■ Goal ■
Where a line contains the word "odučených", copy that line in full.

== Dataset excerpts ==

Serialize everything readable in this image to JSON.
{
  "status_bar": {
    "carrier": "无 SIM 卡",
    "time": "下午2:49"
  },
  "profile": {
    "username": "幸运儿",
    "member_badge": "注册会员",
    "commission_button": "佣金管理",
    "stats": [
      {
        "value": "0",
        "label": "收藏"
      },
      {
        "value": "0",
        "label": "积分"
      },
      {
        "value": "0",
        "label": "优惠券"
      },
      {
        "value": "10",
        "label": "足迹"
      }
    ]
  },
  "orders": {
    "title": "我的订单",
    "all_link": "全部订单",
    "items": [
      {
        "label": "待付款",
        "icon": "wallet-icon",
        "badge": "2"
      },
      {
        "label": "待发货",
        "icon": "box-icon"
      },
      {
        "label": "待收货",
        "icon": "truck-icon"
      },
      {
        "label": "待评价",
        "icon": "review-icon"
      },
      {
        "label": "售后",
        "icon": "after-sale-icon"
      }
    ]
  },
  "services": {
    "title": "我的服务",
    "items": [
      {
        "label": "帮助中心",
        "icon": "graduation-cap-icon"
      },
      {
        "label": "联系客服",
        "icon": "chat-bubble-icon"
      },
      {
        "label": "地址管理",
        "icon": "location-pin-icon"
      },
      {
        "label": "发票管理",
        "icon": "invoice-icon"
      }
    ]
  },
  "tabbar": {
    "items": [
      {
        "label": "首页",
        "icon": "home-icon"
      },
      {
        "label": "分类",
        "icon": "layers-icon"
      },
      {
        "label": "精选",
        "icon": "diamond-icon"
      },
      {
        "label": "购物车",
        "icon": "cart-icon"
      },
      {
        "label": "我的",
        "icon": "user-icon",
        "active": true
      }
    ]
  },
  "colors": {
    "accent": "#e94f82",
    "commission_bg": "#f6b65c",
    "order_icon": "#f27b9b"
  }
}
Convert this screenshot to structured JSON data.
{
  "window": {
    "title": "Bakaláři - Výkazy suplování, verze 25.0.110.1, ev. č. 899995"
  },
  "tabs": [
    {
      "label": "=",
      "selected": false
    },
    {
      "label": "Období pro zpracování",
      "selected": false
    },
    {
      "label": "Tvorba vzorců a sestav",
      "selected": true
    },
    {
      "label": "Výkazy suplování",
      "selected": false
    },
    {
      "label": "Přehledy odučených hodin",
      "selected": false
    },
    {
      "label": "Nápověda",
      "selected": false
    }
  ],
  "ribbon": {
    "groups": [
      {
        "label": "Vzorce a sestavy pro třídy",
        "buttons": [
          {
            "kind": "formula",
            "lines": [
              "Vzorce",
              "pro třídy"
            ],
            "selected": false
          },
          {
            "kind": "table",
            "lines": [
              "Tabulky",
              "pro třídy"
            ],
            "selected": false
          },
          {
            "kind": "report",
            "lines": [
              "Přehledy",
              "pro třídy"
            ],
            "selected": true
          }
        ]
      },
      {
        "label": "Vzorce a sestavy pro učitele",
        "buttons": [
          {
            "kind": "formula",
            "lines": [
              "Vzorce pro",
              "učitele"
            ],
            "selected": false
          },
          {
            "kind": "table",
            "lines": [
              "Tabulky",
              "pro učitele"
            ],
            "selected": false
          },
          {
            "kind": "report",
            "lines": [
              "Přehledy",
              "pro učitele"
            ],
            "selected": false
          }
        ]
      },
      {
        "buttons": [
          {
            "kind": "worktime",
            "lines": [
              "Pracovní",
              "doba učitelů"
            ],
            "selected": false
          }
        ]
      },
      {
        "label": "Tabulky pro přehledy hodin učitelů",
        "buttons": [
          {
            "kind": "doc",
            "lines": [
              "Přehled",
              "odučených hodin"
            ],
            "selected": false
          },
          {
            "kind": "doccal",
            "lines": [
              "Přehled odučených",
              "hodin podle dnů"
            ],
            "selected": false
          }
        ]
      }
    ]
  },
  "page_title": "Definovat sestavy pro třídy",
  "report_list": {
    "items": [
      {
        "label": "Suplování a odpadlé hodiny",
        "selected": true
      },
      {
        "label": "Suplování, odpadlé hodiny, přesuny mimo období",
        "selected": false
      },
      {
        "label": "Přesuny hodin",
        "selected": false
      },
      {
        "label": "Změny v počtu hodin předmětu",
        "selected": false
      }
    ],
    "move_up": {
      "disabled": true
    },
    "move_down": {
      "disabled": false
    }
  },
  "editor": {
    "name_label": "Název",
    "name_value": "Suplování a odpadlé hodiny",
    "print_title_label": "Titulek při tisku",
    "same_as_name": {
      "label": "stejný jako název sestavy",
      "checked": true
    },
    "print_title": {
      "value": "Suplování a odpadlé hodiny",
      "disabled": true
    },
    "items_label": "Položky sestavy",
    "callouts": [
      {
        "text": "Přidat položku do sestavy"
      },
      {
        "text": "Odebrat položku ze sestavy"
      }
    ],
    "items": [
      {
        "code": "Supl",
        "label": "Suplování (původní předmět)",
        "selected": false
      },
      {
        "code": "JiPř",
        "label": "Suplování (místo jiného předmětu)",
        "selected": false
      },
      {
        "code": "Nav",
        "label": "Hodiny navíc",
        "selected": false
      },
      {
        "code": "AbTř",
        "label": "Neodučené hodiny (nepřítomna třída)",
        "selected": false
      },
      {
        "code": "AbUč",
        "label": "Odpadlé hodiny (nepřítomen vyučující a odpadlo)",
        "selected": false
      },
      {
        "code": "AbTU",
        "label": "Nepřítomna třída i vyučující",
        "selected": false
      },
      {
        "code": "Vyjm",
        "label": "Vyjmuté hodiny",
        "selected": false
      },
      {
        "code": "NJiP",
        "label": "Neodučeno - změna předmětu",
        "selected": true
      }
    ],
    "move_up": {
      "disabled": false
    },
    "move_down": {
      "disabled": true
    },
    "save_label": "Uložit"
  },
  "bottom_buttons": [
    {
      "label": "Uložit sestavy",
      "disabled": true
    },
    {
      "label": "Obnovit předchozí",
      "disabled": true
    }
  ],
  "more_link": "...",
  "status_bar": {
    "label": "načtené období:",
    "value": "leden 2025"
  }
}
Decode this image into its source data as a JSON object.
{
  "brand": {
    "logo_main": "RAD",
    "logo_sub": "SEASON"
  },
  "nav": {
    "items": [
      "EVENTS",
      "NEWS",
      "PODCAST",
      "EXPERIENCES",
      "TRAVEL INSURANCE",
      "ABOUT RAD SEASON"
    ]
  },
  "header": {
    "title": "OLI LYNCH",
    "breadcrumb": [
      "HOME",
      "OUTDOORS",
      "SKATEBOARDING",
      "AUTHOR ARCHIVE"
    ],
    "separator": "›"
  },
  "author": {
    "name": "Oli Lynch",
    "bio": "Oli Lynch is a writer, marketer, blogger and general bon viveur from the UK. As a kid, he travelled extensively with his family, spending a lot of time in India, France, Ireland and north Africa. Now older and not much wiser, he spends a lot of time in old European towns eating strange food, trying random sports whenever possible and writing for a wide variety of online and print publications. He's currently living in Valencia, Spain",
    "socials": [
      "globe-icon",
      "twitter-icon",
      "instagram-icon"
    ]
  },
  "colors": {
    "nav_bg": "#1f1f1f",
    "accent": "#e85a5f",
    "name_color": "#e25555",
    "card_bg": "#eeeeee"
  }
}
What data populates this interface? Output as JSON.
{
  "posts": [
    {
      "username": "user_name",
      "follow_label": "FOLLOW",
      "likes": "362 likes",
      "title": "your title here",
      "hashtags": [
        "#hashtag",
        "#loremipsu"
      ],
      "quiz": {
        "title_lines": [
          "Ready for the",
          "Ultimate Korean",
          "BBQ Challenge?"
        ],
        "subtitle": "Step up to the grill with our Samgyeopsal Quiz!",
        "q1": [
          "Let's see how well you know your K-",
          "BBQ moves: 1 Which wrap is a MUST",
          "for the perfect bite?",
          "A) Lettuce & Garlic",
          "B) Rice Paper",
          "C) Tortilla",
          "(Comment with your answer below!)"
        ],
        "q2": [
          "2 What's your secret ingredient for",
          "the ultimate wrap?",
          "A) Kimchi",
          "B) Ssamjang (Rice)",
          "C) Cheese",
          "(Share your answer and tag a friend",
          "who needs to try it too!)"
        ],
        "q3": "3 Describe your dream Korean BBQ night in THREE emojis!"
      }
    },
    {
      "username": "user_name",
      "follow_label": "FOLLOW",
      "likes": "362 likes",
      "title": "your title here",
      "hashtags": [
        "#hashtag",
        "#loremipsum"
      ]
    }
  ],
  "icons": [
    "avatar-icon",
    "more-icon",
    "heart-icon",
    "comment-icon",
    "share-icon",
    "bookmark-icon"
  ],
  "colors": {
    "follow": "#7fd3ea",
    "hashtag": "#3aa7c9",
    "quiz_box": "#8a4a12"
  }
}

===

■ Exercise solution ■
      "label": "Přehledy odučených hodin",
              "odučených hodin"
              "Přehled odučených",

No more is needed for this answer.